● Goal: Identify each line in the records below that contains the word "năng", and copy it.

● Task inputs:
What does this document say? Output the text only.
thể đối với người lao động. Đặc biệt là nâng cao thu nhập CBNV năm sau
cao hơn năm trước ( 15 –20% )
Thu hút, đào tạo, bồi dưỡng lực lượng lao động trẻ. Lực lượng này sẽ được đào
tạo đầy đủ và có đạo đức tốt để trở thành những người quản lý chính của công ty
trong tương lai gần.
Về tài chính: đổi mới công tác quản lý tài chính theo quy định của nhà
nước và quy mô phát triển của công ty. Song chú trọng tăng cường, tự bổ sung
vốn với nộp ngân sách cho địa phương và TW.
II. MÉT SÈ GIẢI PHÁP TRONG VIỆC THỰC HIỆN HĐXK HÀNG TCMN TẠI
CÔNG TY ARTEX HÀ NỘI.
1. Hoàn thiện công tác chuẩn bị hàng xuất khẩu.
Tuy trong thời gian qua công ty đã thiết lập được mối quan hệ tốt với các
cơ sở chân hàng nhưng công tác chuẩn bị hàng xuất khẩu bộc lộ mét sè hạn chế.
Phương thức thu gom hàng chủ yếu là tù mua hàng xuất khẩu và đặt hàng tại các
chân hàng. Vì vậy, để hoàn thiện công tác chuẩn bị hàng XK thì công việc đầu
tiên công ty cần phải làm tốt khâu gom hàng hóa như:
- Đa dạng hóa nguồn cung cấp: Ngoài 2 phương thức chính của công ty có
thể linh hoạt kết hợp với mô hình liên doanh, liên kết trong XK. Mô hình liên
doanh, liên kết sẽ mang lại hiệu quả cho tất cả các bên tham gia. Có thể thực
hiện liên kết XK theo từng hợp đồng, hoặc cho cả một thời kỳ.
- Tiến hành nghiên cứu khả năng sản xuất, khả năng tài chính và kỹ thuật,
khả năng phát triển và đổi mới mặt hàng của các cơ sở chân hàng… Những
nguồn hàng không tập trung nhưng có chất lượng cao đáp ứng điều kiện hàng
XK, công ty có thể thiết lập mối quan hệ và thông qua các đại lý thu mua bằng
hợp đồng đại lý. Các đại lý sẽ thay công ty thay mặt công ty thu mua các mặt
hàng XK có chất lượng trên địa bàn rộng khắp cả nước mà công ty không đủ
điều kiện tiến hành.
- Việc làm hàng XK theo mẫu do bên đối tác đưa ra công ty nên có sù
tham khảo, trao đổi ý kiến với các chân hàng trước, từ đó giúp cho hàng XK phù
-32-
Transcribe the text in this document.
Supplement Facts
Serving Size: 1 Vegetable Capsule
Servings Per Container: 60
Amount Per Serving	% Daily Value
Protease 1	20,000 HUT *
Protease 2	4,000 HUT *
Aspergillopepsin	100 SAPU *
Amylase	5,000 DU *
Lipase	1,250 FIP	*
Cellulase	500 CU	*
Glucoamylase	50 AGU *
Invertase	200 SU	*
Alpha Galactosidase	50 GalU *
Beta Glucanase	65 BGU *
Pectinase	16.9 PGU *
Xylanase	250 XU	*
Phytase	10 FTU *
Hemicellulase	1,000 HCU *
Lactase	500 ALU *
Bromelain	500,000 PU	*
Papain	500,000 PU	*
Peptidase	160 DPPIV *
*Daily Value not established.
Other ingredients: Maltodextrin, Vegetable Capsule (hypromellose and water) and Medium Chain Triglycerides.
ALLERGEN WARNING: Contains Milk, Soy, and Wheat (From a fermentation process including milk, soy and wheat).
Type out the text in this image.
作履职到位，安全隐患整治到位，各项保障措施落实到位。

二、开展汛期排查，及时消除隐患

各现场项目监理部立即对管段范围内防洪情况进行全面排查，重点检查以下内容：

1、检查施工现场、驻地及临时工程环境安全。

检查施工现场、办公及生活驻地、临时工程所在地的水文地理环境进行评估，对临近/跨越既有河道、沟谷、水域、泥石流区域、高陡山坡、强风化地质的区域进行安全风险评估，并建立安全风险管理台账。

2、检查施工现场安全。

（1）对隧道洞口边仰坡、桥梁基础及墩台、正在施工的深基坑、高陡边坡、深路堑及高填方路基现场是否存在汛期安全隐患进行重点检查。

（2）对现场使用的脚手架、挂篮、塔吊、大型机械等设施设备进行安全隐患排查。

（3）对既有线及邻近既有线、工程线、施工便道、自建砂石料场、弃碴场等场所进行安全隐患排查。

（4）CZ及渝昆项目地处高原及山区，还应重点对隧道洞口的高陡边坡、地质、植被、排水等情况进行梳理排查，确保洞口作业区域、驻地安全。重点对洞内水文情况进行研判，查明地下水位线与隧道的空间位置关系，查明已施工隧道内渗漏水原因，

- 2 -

● Correct output:
- Tiến hành nghiên cứu khả năng sản xuất, khả năng tài chính và kỹ thuật,
khả năng phát triển và đổi mới mặt hàng của các cơ sở chân hàng… Những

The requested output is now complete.